(Records about charts and figures)
>> Begin

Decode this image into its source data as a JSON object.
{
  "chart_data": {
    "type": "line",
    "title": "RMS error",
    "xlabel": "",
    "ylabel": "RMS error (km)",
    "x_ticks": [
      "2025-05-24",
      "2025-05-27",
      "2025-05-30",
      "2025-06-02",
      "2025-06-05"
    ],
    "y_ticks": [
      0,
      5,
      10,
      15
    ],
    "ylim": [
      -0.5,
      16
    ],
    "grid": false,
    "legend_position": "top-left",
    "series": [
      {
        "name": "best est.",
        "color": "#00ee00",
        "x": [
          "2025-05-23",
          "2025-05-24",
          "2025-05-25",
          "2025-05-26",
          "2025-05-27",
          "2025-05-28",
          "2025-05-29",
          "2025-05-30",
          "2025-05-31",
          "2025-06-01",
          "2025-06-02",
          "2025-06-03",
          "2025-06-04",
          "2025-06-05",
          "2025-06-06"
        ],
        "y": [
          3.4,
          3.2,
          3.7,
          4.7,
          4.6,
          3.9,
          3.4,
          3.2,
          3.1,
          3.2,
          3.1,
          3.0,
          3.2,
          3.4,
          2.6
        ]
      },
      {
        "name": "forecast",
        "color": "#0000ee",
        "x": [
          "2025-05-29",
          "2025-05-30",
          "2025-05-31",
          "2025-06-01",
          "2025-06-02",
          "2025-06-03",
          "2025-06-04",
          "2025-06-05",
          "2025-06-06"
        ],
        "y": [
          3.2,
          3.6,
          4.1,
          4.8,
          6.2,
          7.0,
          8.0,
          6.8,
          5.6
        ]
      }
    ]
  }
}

>> End

## Your goal
Exactly reproduce every record.

## Response to the task
Decode this image into its source data as a JSON object.
{
  "chart_data": {
    "type": "line",
    "title": "RMS error",
    "xlabel": "",
    "ylabel": "RMS error (km)",
    "x_ticks": [
      "2025-05-24",
      "2025-05-27",
      "2025-05-30",
      "2025-06-02",
      "2025-06-05"
    ],
    "y_ticks": [
      0,
      5,
      10,
      15
    ],
    "ylim": [
      -0.5,
      16
    ],
    "grid": false,
    "legend_position": "top-left",
    "series": [
      {
        "name": "best est.",
        "color": "#00ee00",
        "x": [
          "2025-05-23",
          "2025-05-24",
          "2025-05-25",
          "2025-05-26",
          "2025-05-27",
          "2025-05-28",
          "2025-05-29",
          "2025-05-30",
          "2025-05-31",
          "2025-06-01",
          "2025-06-02",
          "2025-06-03",
          "2025-06-04",
          "2025-06-05",
          "2025-06-06"
        ],
        "y": [
          3.4,
          3.2,
          3.7,
          4.7,
          4.6,
          3.9,
          3.4,
          3.2,
          3.1,
          3.2,
          3.1,
          3.0,
          3.2,
          3.4,
          2.6
        ]
      },
      {
        "name": "forecast",
        "color": "#0000ee",
        "x": [
          "2025-05-29",
          "2025-05-30",
          "2025-05-31",
          "2025-06-01",
          "2025-06-02",
          "2025-06-03",
          "2025-06-04",
          "2025-06-05",
          "2025-06-06"
        ],
        "y": [
          3.2,
          3.6,
          4.1,
          4.8,
          6.2,
          7.0,
          8.0,
          6.8,
          5.6
        ]
      }
    ]
  }
}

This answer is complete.